YOUR INSTRUCTIONS: Omit all pictures. Quote only the lines from the one with "Output the underlying" through the end of the material below.

··· DATA SUPPLIED ···

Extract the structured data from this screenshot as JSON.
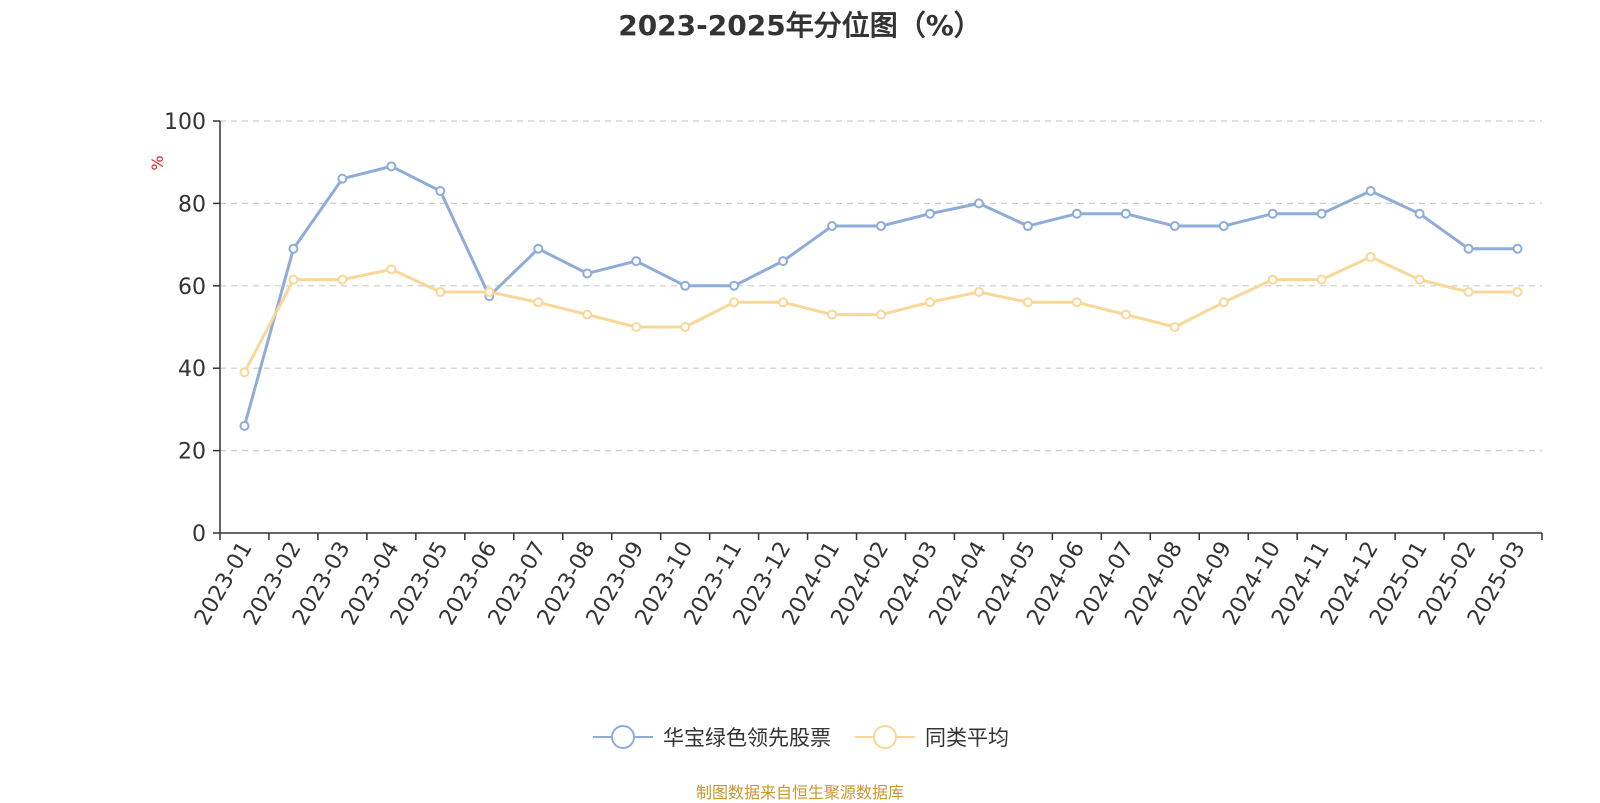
{
  "chart_data": {
    "type": "line",
    "title": "2023-2025年分位图（%）",
    "ylabel": "%",
    "xlabel": "",
    "ylim": [
      0,
      100
    ],
    "yticks": [
      0,
      20,
      40,
      60,
      80,
      100
    ],
    "grid": true,
    "legend_position": "bottom",
    "categories": [
      "2023-01",
      "2023-02",
      "2023-03",
      "2023-04",
      "2023-05",
      "2023-06",
      "2023-07",
      "2023-08",
      "2023-09",
      "2023-10",
      "2023-11",
      "2023-12",
      "2024-01",
      "2024-02",
      "2024-03",
      "2024-04",
      "2024-05",
      "2024-06",
      "2024-07",
      "2024-08",
      "2024-09",
      "2024-10",
      "2024-11",
      "2024-12",
      "2025-01",
      "2025-02",
      "2025-03"
    ],
    "series": [
      {
        "name": "华宝绿色领先股票",
        "color": "#8eacd9",
        "values": [
          26,
          69,
          86,
          89,
          83,
          57.5,
          69,
          63,
          66,
          60,
          60,
          66,
          74.5,
          74.5,
          77.5,
          80,
          74.5,
          77.5,
          77.5,
          74.5,
          74.5,
          77.5,
          77.5,
          83,
          77.5,
          69,
          69
        ]
      },
      {
        "name": "同类平均",
        "color": "#f9d798",
        "values": [
          39,
          61.5,
          61.5,
          64,
          58.5,
          58.5,
          56,
          53,
          50,
          50,
          56,
          56,
          53,
          53,
          56,
          58.5,
          56,
          56,
          53,
          50,
          56,
          61.5,
          61.5,
          67,
          61.5,
          58.5,
          58.5
        ]
      }
    ]
  },
  "source_note": "制图数据来自恒生聚源数据库",
  "colors": {
    "axis": "#333333",
    "grid": "#cccccc",
    "ylabel": "#e02020",
    "source": "#c8962b"
  }
}
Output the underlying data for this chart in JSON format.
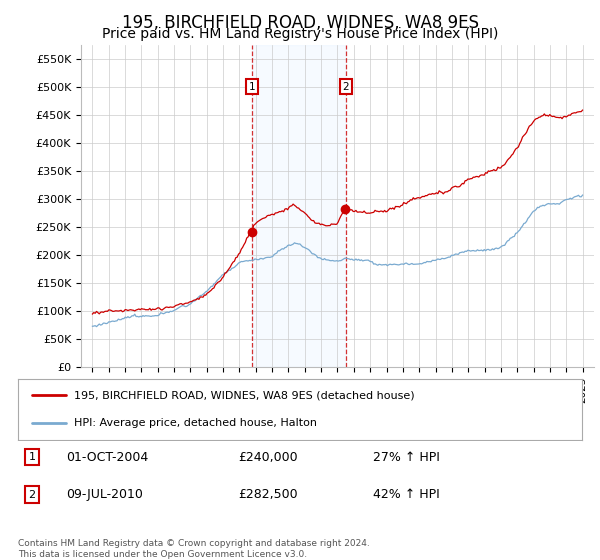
{
  "title": "195, BIRCHFIELD ROAD, WIDNES, WA8 9ES",
  "subtitle": "Price paid vs. HM Land Registry's House Price Index (HPI)",
  "ylim": [
    0,
    575000
  ],
  "yticks": [
    0,
    50000,
    100000,
    150000,
    200000,
    250000,
    300000,
    350000,
    400000,
    450000,
    500000,
    550000
  ],
  "ytick_labels": [
    "£0",
    "£50K",
    "£100K",
    "£150K",
    "£200K",
    "£250K",
    "£300K",
    "£350K",
    "£400K",
    "£450K",
    "£500K",
    "£550K"
  ],
  "sale1_year": 2004.75,
  "sale1_price": 240000,
  "sale1_date_str": "01-OCT-2004",
  "sale1_pct": "27% ↑ HPI",
  "sale2_year": 2010.5,
  "sale2_price": 282500,
  "sale2_date_str": "09-JUL-2010",
  "sale2_pct": "42% ↑ HPI",
  "red_line_color": "#cc0000",
  "blue_line_color": "#7aaad0",
  "legend_line1": "195, BIRCHFIELD ROAD, WIDNES, WA8 9ES (detached house)",
  "legend_line2": "HPI: Average price, detached house, Halton",
  "footer": "Contains HM Land Registry data © Crown copyright and database right 2024.\nThis data is licensed under the Open Government Licence v3.0.",
  "background_color": "#ffffff",
  "grid_color": "#cccccc",
  "shade_color": "#ddeeff",
  "title_fontsize": 12,
  "subtitle_fontsize": 10,
  "tick_fontsize": 8
}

···

ANSWER TO THIS PROBLEM:
Output the underlying data for this chart in JSON format.
{
  "title": "195, BIRCHFIELD ROAD, WIDNES, WA8 9ES",
  "subtitle": "Price paid vs. HM Land Registry's House Price Index (HPI)",
  "ylim": [
    0,
    575000
  ],
  "yticks": [
    0,
    50000,
    100000,
    150000,
    200000,
    250000,
    300000,
    350000,
    400000,
    450000,
    500000,
    550000
  ],
  "ytick_labels": [
    "£0",
    "£50K",
    "£100K",
    "£150K",
    "£200K",
    "£250K",
    "£300K",
    "£350K",
    "£400K",
    "£450K",
    "£500K",
    "£550K"
  ],
  "sale1_year": 2004.75,
  "sale1_price": 240000,
  "sale1_date_str": "01-OCT-2004",
  "sale1_pct": "27% ↑ HPI",
  "sale2_year": 2010.5,
  "sale2_price": 282500,
  "sale2_date_str": "09-JUL-2010",
  "sale2_pct": "42% ↑ HPI",
  "red_line_color": "#cc0000",
  "blue_line_color": "#7aaad0",
  "legend_line1": "195, BIRCHFIELD ROAD, WIDNES, WA8 9ES (detached house)",
  "legend_line2": "HPI: Average price, detached house, Halton",
  "footer": "Contains HM Land Registry data © Crown copyright and database right 2024.\nThis data is licensed under the Open Government Licence v3.0.",
  "background_color": "#ffffff",
  "grid_color": "#cccccc",
  "shade_color": "#ddeeff",
  "title_fontsize": 12,
  "subtitle_fontsize": 10,
  "tick_fontsize": 8
}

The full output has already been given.